## start The input

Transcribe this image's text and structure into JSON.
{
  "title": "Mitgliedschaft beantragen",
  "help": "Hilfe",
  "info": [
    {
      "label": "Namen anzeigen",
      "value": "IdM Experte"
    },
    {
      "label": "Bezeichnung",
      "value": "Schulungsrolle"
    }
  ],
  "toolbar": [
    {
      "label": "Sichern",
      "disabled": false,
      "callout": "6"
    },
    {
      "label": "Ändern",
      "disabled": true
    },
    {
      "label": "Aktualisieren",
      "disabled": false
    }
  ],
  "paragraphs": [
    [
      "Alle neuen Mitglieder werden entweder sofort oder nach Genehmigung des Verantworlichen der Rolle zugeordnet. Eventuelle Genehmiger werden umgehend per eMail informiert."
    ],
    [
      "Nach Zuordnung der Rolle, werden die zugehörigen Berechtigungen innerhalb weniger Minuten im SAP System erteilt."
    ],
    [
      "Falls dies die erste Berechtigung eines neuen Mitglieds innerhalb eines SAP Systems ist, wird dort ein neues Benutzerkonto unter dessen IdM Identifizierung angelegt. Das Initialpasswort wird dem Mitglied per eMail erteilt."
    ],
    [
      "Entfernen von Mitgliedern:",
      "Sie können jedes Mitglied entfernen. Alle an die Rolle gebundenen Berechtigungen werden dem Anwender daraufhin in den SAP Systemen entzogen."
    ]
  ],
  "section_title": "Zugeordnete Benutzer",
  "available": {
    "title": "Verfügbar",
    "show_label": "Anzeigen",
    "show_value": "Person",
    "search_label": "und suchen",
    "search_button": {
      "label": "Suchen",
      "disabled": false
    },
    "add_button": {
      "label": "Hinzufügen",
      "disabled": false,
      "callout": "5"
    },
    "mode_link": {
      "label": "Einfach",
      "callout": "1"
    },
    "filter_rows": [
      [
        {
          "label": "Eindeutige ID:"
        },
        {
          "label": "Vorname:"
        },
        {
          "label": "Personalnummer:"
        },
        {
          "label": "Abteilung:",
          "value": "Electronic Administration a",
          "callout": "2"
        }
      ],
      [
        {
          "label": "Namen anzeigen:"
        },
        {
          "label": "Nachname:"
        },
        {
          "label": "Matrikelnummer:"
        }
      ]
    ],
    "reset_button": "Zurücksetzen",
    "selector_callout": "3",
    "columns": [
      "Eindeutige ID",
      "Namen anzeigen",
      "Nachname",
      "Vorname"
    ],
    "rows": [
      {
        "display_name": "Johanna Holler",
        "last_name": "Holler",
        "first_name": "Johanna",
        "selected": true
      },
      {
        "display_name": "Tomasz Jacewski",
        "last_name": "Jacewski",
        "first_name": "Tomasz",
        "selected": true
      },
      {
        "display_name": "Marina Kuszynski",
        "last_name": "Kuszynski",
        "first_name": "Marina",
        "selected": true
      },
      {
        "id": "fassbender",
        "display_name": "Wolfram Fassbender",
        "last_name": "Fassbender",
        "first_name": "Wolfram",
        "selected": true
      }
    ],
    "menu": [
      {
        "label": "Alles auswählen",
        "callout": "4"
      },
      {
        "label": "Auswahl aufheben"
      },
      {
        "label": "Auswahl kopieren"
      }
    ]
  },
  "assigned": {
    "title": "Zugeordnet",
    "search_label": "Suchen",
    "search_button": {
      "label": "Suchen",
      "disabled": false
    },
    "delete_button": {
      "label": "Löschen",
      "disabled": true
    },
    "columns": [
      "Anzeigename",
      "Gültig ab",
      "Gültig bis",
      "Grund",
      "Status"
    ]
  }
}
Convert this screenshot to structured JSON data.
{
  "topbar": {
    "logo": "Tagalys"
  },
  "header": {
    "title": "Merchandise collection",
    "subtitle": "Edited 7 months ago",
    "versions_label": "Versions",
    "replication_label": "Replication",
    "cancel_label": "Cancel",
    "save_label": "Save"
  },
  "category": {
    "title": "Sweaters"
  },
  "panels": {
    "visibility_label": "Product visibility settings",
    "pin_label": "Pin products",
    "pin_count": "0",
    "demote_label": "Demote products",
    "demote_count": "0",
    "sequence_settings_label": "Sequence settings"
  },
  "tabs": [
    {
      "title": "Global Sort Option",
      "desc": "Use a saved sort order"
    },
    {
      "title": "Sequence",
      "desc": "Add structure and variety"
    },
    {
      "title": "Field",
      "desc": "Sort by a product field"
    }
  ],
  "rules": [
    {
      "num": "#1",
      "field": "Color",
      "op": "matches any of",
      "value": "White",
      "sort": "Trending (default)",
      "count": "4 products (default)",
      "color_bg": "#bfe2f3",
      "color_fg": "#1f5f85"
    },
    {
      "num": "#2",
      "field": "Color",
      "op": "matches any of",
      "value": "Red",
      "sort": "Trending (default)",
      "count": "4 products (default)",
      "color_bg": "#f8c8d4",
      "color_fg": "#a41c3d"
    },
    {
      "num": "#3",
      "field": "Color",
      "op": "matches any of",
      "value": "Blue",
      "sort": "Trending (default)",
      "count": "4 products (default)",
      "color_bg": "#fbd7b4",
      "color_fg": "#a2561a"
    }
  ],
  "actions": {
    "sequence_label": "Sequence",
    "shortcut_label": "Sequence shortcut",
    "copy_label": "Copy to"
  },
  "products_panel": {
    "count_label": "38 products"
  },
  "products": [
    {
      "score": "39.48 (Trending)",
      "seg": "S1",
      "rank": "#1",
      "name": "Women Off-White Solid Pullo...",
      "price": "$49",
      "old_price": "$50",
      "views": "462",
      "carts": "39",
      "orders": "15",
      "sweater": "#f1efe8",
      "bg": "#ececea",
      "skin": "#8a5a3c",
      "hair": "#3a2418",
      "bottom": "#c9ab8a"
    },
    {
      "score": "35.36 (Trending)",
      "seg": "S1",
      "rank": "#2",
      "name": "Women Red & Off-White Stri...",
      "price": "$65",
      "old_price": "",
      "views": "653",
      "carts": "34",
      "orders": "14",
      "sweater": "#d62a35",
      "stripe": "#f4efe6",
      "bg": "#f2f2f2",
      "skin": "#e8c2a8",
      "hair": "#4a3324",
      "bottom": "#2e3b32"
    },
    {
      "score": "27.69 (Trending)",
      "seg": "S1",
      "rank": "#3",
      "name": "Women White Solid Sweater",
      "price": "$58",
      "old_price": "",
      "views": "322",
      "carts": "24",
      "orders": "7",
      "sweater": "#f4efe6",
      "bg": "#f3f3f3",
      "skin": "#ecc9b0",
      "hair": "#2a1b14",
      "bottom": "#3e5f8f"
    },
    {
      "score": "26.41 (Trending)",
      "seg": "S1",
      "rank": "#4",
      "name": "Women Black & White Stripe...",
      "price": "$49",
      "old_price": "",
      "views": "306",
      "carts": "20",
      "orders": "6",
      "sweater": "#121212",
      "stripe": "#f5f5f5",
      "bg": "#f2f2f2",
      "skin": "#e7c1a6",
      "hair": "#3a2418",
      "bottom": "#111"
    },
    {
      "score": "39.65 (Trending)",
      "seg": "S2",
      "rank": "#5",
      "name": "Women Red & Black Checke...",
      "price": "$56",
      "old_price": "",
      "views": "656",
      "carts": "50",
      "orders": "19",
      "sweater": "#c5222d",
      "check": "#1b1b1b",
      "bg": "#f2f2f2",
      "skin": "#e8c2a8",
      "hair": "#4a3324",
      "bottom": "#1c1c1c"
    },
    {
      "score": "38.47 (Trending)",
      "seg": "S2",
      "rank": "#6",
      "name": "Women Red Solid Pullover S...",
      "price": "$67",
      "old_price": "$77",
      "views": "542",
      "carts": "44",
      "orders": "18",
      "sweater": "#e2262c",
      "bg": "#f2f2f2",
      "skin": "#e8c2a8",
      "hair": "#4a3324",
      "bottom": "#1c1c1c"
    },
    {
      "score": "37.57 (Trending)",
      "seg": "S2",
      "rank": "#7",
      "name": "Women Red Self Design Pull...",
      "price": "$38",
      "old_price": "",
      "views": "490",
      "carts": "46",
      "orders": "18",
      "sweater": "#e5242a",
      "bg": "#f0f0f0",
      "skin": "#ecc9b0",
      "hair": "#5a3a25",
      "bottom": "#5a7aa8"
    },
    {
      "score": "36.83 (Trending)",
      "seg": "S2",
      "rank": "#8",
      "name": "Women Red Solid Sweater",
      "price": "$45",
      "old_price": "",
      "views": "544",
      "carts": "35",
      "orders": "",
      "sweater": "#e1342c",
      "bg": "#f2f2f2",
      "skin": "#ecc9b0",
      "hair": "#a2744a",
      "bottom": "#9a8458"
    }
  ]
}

## end The input

Extract every line of the records above that contains the word "Auswahl".

        "label": "Auswahl aufheben"
        "label": "Auswahl kopieren"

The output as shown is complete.